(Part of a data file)
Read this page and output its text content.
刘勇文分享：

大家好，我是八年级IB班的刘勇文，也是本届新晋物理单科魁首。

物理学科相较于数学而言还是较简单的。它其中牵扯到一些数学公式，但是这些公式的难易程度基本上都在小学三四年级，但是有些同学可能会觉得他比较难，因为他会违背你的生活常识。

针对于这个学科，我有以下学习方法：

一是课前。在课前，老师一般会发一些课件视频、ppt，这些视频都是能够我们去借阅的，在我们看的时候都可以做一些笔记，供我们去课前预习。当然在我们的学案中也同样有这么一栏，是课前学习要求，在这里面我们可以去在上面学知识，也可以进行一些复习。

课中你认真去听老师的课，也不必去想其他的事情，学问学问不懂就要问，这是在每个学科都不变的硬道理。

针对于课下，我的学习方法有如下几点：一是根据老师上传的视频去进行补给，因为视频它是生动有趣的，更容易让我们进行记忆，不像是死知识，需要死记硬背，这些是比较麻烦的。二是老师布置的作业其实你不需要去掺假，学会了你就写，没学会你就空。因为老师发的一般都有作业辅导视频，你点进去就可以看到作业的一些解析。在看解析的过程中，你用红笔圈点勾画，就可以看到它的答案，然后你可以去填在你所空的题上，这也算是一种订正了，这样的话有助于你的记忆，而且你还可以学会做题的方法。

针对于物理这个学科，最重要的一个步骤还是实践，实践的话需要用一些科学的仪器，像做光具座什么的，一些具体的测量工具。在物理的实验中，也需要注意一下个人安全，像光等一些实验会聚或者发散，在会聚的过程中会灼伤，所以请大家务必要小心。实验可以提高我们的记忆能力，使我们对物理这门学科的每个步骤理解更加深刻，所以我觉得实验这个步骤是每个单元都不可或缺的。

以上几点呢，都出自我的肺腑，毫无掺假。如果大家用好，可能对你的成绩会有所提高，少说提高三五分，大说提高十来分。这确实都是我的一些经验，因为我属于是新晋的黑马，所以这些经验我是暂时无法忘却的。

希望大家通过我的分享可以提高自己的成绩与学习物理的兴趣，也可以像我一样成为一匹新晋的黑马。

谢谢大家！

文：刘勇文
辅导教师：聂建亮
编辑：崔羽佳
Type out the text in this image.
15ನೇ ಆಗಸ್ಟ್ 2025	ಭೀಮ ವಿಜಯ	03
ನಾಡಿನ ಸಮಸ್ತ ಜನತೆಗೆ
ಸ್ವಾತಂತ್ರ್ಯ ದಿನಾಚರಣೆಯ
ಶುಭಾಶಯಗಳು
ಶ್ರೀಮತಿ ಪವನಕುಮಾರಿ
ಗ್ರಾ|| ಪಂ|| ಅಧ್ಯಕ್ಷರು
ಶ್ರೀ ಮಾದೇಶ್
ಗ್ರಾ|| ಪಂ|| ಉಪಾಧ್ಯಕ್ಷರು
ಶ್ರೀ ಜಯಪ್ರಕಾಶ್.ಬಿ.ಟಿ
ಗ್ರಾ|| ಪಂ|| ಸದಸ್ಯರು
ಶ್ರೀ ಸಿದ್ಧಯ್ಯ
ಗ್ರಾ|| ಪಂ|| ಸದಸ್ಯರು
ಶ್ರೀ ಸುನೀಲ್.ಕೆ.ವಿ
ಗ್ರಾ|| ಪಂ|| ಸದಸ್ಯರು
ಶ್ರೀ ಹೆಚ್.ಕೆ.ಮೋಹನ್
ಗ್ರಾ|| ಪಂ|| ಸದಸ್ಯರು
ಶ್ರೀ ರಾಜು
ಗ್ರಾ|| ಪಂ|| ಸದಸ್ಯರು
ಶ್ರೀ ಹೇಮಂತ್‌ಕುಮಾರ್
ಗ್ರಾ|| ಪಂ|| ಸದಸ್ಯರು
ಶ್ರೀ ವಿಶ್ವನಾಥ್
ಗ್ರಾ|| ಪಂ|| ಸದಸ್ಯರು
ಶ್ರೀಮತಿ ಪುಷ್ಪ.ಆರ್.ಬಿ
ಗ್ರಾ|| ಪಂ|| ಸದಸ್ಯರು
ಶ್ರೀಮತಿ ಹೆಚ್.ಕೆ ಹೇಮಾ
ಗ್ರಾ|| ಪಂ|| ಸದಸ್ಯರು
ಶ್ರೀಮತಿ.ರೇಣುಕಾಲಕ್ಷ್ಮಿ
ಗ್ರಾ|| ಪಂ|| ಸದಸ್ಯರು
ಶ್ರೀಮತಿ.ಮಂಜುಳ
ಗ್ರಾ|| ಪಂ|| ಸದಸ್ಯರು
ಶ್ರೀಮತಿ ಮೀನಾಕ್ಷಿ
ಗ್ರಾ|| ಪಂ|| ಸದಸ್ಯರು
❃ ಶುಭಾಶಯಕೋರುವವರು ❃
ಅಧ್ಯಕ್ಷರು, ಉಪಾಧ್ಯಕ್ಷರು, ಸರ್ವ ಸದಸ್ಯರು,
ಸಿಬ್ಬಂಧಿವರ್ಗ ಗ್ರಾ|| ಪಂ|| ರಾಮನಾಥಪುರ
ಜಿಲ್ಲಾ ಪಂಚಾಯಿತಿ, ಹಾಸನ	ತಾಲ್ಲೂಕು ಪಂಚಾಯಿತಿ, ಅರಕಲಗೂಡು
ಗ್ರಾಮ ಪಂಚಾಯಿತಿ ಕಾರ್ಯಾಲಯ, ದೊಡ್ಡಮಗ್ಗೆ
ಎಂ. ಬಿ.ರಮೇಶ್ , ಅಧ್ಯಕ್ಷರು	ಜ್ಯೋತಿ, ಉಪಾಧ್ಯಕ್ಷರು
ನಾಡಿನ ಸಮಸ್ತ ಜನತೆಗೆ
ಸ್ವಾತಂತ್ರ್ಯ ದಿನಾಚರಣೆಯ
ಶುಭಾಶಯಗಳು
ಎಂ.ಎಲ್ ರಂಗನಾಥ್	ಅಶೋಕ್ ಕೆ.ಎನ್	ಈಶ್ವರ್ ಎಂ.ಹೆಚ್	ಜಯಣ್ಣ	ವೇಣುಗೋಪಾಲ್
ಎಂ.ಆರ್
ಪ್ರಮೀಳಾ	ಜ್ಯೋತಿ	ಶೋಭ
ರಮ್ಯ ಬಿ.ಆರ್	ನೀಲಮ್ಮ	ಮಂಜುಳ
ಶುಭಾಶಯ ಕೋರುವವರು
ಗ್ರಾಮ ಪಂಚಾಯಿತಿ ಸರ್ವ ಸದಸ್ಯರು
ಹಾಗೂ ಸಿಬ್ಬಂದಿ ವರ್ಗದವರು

» **Requirement**: Looking at the entries above, state how many lines contain "this"; give the number alone.

» **Written answer**: 2